▼▼▼
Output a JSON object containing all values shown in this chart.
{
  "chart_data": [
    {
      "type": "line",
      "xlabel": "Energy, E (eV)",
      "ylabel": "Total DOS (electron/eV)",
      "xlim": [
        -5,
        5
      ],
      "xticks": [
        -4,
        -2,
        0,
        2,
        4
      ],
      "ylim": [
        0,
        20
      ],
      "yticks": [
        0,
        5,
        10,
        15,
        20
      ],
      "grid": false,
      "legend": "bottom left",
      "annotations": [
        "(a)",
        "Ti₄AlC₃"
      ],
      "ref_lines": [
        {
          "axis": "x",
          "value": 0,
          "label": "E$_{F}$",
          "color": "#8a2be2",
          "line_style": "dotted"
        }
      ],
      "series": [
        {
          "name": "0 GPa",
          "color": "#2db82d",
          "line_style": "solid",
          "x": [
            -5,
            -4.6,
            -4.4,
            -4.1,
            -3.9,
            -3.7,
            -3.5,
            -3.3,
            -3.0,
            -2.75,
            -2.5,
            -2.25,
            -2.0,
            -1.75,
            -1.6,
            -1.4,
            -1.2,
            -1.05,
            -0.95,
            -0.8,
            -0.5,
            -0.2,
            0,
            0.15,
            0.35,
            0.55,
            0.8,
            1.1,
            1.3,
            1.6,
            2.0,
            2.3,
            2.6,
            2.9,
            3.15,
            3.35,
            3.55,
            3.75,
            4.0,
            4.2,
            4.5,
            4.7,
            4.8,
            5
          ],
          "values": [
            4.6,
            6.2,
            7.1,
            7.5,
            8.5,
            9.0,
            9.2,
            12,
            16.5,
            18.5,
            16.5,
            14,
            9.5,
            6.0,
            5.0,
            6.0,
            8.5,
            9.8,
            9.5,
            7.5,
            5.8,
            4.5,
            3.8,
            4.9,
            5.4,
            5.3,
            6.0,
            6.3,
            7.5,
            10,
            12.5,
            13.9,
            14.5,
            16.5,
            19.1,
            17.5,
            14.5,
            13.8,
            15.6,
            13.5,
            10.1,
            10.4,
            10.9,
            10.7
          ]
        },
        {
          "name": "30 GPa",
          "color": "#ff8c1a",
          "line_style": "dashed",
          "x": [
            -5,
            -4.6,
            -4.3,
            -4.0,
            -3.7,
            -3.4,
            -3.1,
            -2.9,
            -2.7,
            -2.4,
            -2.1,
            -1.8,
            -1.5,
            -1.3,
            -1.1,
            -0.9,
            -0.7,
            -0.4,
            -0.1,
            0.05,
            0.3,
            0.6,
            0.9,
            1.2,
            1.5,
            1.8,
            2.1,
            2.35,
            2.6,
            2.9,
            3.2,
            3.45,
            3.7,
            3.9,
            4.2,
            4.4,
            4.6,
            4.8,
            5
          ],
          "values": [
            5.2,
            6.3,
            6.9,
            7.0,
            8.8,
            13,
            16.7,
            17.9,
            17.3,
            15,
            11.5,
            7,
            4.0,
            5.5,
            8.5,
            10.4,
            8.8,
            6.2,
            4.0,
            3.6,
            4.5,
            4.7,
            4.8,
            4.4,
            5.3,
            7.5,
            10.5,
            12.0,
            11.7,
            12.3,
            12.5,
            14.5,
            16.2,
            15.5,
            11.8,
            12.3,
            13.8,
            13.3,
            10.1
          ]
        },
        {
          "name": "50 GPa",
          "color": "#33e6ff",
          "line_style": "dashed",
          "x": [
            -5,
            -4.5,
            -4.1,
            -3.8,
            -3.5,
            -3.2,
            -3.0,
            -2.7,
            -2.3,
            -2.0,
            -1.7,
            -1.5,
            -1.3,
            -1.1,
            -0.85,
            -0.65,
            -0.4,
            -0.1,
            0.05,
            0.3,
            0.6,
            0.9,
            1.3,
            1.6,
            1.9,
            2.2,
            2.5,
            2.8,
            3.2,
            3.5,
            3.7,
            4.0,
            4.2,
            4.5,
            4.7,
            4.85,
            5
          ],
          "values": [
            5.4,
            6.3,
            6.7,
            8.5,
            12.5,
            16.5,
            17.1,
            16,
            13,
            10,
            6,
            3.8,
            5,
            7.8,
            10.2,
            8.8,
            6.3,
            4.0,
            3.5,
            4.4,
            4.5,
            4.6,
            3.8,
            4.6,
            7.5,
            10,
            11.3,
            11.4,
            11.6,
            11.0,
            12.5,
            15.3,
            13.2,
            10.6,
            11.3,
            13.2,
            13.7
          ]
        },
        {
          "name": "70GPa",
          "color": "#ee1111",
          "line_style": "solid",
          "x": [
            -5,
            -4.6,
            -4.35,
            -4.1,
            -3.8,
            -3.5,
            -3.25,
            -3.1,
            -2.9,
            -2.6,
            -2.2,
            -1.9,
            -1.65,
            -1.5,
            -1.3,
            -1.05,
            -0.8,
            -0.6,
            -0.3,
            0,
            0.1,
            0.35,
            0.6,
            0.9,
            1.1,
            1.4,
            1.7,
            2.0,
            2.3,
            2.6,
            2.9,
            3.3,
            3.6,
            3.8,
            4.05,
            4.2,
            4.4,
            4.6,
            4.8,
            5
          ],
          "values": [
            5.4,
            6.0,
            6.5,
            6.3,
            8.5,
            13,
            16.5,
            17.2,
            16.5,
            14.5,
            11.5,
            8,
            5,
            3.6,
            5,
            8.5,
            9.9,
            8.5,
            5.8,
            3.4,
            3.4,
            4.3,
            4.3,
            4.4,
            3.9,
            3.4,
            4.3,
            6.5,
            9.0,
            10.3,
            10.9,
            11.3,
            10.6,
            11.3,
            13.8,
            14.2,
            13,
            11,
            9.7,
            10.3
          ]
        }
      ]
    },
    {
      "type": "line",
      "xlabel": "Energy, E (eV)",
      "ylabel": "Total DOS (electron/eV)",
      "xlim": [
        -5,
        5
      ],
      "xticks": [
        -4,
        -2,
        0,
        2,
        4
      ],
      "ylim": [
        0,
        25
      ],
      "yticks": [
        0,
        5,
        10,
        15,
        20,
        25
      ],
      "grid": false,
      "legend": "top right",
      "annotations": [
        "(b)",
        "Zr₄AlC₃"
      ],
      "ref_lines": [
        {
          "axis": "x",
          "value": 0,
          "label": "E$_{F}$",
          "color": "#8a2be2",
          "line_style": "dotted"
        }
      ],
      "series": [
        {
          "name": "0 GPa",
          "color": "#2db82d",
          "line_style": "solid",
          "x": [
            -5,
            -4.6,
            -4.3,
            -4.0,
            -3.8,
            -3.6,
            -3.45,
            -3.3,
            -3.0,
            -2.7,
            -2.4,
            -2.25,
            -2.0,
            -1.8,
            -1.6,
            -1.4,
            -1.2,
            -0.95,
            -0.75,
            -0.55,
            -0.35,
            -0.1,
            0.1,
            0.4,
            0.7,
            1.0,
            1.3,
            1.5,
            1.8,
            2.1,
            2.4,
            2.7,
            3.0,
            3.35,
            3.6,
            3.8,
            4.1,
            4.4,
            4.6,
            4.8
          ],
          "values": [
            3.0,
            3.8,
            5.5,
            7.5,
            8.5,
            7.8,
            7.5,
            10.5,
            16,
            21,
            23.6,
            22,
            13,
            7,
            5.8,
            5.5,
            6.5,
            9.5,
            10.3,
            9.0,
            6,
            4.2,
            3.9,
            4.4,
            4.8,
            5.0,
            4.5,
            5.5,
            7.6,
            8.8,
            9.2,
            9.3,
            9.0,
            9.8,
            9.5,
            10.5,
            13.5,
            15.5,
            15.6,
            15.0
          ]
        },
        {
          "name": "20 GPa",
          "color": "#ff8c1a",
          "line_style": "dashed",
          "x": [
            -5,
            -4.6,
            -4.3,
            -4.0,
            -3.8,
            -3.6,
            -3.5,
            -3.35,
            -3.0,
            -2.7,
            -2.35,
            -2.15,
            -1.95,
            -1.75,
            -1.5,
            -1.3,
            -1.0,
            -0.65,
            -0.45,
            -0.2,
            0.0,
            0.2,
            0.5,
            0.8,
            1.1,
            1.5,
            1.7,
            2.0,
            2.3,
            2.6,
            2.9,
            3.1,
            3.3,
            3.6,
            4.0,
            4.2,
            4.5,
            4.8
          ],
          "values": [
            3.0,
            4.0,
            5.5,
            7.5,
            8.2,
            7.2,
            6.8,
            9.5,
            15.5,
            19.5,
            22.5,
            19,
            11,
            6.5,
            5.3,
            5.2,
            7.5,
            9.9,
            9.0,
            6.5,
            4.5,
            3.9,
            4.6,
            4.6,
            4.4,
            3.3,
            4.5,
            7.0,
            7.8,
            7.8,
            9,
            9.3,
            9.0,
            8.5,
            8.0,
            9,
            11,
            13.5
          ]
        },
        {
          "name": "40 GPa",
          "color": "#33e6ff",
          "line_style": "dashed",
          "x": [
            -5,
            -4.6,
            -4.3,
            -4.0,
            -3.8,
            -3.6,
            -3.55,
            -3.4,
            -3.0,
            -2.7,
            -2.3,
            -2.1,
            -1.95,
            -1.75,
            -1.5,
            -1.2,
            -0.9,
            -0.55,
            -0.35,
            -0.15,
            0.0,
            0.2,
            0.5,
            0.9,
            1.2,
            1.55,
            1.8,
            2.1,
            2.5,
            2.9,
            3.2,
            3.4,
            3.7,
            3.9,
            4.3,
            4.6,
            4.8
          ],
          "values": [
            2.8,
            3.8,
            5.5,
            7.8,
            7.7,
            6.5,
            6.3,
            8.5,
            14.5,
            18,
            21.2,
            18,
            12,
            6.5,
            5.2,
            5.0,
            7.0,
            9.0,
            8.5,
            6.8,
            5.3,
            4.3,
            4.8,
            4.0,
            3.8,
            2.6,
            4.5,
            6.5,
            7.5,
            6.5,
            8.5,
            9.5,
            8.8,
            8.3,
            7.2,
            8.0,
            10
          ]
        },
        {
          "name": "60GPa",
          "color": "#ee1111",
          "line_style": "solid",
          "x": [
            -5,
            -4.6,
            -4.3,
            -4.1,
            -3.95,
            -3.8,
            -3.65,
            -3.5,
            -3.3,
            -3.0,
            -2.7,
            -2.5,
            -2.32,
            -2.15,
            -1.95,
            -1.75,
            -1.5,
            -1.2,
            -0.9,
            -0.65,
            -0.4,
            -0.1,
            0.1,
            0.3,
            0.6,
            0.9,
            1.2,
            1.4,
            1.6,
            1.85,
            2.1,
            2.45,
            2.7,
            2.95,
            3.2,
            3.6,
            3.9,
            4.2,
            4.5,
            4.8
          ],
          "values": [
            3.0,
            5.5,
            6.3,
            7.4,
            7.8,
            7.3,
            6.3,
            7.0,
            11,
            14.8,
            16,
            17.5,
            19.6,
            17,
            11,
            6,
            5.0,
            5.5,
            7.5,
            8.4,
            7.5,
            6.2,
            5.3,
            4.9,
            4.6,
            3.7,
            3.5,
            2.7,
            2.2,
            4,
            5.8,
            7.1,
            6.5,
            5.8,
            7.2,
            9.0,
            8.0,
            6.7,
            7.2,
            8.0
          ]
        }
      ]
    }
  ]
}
▲▲▲
Do this — Lines that hold the word "name" are the ones to return, every one of them.

Problem solution —
          "name": "0 GPa",
          "name": "30 GPa",
          "name": "50 GPa",
          "name": "70GPa",
          "name": "0 GPa",
          "name": "20 GPa",
          "name": "40 GPa",
          "name": "60GPa",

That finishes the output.